## Objective
Copy out each line containing "into" from the entries below.

## Exercise data
▬▬▬▬▬▬
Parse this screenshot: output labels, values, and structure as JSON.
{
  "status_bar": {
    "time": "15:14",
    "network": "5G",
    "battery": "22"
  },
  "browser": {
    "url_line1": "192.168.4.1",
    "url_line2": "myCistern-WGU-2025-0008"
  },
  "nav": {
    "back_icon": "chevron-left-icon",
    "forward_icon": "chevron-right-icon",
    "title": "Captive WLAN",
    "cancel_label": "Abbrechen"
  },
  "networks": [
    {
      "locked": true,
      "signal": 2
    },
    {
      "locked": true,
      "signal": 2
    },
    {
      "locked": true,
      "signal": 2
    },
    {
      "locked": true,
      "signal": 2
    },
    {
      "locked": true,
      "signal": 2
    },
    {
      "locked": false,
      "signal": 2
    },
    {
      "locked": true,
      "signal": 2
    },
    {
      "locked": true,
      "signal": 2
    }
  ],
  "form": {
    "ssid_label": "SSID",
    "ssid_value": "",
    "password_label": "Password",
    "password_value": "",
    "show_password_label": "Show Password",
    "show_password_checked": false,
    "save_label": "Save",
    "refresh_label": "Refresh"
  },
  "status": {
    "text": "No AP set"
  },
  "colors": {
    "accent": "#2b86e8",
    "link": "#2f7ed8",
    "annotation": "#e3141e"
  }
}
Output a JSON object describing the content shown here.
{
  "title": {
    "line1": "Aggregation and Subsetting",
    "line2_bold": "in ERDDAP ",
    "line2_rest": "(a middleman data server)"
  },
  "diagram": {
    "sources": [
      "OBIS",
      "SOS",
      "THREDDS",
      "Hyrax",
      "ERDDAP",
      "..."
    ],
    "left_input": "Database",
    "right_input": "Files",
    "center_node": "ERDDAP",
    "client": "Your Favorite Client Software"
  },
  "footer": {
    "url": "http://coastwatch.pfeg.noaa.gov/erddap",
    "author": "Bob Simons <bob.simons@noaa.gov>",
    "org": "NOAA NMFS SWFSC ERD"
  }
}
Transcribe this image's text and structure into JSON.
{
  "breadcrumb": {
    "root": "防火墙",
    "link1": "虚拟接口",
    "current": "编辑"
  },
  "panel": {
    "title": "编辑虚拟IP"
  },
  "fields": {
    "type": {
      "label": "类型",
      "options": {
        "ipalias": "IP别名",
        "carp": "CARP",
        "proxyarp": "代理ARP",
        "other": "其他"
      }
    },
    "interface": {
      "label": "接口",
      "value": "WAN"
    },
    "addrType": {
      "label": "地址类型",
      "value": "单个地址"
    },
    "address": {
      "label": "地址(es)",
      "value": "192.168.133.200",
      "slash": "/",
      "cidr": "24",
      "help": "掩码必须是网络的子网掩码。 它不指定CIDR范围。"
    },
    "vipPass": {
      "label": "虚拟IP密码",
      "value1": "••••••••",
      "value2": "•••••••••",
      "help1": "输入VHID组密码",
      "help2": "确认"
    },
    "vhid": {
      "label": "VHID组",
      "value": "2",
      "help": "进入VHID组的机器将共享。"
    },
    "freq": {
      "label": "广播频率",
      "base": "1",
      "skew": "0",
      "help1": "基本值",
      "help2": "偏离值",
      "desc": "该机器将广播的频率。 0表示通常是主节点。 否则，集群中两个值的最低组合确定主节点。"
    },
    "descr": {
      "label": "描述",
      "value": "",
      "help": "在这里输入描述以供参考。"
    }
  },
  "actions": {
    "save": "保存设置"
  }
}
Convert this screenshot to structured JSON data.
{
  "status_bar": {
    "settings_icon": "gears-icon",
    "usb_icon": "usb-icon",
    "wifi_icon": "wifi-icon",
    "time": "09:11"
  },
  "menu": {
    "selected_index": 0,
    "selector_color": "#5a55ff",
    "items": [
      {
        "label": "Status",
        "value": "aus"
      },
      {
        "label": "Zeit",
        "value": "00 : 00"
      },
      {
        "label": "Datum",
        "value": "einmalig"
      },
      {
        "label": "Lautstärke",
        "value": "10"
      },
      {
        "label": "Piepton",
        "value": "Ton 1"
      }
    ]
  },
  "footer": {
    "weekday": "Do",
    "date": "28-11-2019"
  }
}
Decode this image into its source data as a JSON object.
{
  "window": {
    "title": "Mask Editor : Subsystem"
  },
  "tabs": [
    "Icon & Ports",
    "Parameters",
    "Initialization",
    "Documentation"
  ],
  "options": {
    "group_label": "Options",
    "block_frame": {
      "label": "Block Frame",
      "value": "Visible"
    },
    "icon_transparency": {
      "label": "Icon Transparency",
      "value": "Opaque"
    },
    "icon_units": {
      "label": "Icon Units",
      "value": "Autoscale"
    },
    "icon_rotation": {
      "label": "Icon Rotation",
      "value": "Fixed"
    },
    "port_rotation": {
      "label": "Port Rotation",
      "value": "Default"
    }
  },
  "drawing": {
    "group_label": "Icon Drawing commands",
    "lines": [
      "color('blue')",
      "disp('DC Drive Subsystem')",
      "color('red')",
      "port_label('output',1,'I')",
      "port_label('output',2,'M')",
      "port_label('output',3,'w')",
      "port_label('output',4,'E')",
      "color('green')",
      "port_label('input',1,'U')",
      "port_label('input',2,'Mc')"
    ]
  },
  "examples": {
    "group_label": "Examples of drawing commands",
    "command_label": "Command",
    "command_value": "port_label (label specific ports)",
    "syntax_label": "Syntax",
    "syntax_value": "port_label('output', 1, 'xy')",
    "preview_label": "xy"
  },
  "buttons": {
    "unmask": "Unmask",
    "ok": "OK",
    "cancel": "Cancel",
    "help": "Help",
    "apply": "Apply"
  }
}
▬▬▬▬▬▬
## Completed task
Transcribe this image's text and structure into JSON.
Decode this image into its source data as a JSON object.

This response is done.